Task details | Could you give the data below again, exactly and completely?

Data section |
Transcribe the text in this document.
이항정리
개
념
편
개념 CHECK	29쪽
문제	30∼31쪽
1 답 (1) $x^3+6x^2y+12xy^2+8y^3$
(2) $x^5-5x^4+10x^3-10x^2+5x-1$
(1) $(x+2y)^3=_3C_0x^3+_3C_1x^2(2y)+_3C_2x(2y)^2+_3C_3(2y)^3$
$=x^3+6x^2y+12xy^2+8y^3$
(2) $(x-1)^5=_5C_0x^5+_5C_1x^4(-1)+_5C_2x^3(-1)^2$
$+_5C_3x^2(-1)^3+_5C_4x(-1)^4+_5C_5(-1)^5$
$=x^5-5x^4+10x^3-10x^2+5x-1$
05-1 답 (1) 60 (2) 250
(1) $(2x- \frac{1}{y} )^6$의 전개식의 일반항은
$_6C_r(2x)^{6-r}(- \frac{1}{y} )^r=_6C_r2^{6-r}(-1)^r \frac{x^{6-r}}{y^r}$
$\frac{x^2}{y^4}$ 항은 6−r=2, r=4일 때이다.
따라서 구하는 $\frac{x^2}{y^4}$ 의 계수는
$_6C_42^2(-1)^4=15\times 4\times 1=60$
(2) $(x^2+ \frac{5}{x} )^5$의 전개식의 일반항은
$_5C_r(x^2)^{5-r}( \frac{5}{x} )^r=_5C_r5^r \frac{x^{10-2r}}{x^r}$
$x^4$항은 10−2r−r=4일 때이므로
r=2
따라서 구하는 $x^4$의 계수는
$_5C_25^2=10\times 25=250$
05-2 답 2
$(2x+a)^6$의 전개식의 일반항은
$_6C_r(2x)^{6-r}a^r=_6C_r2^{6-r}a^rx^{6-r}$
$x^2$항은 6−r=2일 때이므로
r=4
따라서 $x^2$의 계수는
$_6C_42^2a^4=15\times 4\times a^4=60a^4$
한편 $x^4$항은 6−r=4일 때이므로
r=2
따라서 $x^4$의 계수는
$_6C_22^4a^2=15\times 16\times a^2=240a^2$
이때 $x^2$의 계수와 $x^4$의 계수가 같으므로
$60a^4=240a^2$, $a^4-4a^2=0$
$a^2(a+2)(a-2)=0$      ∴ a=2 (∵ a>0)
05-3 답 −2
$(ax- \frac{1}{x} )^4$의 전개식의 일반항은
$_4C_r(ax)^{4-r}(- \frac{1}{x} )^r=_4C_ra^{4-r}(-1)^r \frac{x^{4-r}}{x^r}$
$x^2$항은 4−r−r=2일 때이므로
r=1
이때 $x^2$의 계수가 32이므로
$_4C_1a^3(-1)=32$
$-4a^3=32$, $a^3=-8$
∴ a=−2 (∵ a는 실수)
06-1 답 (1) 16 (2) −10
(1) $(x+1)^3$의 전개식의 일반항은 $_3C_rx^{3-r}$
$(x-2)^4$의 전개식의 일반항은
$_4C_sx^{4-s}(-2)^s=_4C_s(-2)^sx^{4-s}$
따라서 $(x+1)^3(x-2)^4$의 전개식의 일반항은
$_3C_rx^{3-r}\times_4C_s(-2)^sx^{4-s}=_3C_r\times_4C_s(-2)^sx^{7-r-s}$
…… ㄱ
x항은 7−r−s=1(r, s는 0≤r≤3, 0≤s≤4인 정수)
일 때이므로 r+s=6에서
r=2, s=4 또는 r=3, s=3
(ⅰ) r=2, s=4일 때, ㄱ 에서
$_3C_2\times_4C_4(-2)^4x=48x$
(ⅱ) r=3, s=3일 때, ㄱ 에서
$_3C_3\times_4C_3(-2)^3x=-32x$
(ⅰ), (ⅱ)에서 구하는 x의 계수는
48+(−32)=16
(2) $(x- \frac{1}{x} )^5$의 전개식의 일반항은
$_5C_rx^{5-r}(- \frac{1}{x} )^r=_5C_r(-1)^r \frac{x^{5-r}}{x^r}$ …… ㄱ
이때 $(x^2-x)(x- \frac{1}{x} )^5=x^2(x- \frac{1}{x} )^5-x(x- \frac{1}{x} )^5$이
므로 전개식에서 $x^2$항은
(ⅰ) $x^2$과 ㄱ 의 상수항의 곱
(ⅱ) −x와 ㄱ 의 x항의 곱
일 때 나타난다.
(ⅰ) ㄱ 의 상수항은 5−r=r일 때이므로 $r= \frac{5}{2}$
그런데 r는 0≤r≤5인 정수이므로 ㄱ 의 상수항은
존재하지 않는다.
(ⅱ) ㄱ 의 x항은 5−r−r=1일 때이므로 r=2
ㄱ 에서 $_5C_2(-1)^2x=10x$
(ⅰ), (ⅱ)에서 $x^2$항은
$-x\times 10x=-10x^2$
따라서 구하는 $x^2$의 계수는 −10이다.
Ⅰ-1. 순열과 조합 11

In response |
Transcribe the text in this document.
이항정리
개
념
편
개념 CHECK	29쪽
문제	30∼31쪽
1 답 (1) $x^3+6x^2y+12xy^2+8y^3$
(2) $x^5-5x^4+10x^3-10x^2+5x-1$
(1) $(x+2y)^3=_3C_0x^3+_3C_1x^2(2y)+_3C_2x(2y)^2+_3C_3(2y)^3$
$=x^3+6x^2y+12xy^2+8y^3$
(2) $(x-1)^5=_5C_0x^5+_5C_1x^4(-1)+_5C_2x^3(-1)^2$
$+_5C_3x^2(-1)^3+_5C_4x(-1)^4+_5C_5(-1)^5$
$=x^5-5x^4+10x^3-10x^2+5x-1$
05-1 답 (1) 60 (2) 250
(1) $(2x- \frac{1}{y} )^6$의 전개식의 일반항은
$_6C_r(2x)^{6-r}(- \frac{1}{y} )^r=_6C_r2^{6-r}(-1)^r \frac{x^{6-r}}{y^r}$
$\frac{x^2}{y^4}$ 항은 6−r=2, r=4일 때이다.
따라서 구하는 $\frac{x^2}{y^4}$ 의 계수는
$_6C_42^2(-1)^4=15\times 4\times 1=60$
(2) $(x^2+ \frac{5}{x} )^5$의 전개식의 일반항은
$_5C_r(x^2)^{5-r}( \frac{5}{x} )^r=_5C_r5^r \frac{x^{10-2r}}{x^r}$
$x^4$항은 10−2r−r=4일 때이므로
r=2
따라서 구하는 $x^4$의 계수는
$_5C_25^2=10\times 25=250$
05-2 답 2
$(2x+a)^6$의 전개식의 일반항은
$_6C_r(2x)^{6-r}a^r=_6C_r2^{6-r}a^rx^{6-r}$
$x^2$항은 6−r=2일 때이므로
r=4
따라서 $x^2$의 계수는
$_6C_42^2a^4=15\times 4\times a^4=60a^4$
한편 $x^4$항은 6−r=4일 때이므로
r=2
따라서 $x^4$의 계수는
$_6C_22^4a^2=15\times 16\times a^2=240a^2$
이때 $x^2$의 계수와 $x^4$의 계수가 같으므로
$60a^4=240a^2$, $a^4-4a^2=0$
$a^2(a+2)(a-2)=0$      ∴ a=2 (∵ a>0)
05-3 답 −2
$(ax- \frac{1}{x} )^4$의 전개식의 일반항은
$_4C_r(ax)^{4-r}(- \frac{1}{x} )^r=_4C_ra^{4-r}(-1)^r \frac{x^{4-r}}{x^r}$
$x^2$항은 4−r−r=2일 때이므로
r=1
이때 $x^2$의 계수가 32이므로
$_4C_1a^3(-1)=32$
$-4a^3=32$, $a^3=-8$
∴ a=−2 (∵ a는 실수)
06-1 답 (1) 16 (2) −10
(1) $(x+1)^3$의 전개식의 일반항은 $_3C_rx^{3-r}$
$(x-2)^4$의 전개식의 일반항은
$_4C_sx^{4-s}(-2)^s=_4C_s(-2)^sx^{4-s}$
따라서 $(x+1)^3(x-2)^4$의 전개식의 일반항은
$_3C_rx^{3-r}\times_4C_s(-2)^sx^{4-s}=_3C_r\times_4C_s(-2)^sx^{7-r-s}$
…… ㄱ
x항은 7−r−s=1(r, s는 0≤r≤3, 0≤s≤4인 정수)
일 때이므로 r+s=6에서
r=2, s=4 또는 r=3, s=3
(ⅰ) r=2, s=4일 때, ㄱ 에서
$_3C_2\times_4C_4(-2)^4x=48x$
(ⅱ) r=3, s=3일 때, ㄱ 에서
$_3C_3\times_4C_3(-2)^3x=-32x$
(ⅰ), (ⅱ)에서 구하는 x의 계수는
48+(−32)=16
(2) $(x- \frac{1}{x} )^5$의 전개식의 일반항은
$_5C_rx^{5-r}(- \frac{1}{x} )^r=_5C_r(-1)^r \frac{x^{5-r}}{x^r}$ …… ㄱ
이때 $(x^2-x)(x- \frac{1}{x} )^5=x^2(x- \frac{1}{x} )^5-x(x- \frac{1}{x} )^5$이
므로 전개식에서 $x^2$항은
(ⅰ) $x^2$과 ㄱ 의 상수항의 곱
(ⅱ) −x와 ㄱ 의 x항의 곱
일 때 나타난다.
(ⅰ) ㄱ 의 상수항은 5−r=r일 때이므로 $r= \frac{5}{2}$
그런데 r는 0≤r≤5인 정수이므로 ㄱ 의 상수항은
존재하지 않는다.
(ⅱ) ㄱ 의 x항은 5−r−r=1일 때이므로 r=2
ㄱ 에서 $_5C_2(-1)^2x=10x$
(ⅰ), (ⅱ)에서 $x^2$항은
$-x\times 10x=-10x^2$
따라서 구하는 $x^2$의 계수는 −10이다.
Ⅰ-1. 순열과 조합 11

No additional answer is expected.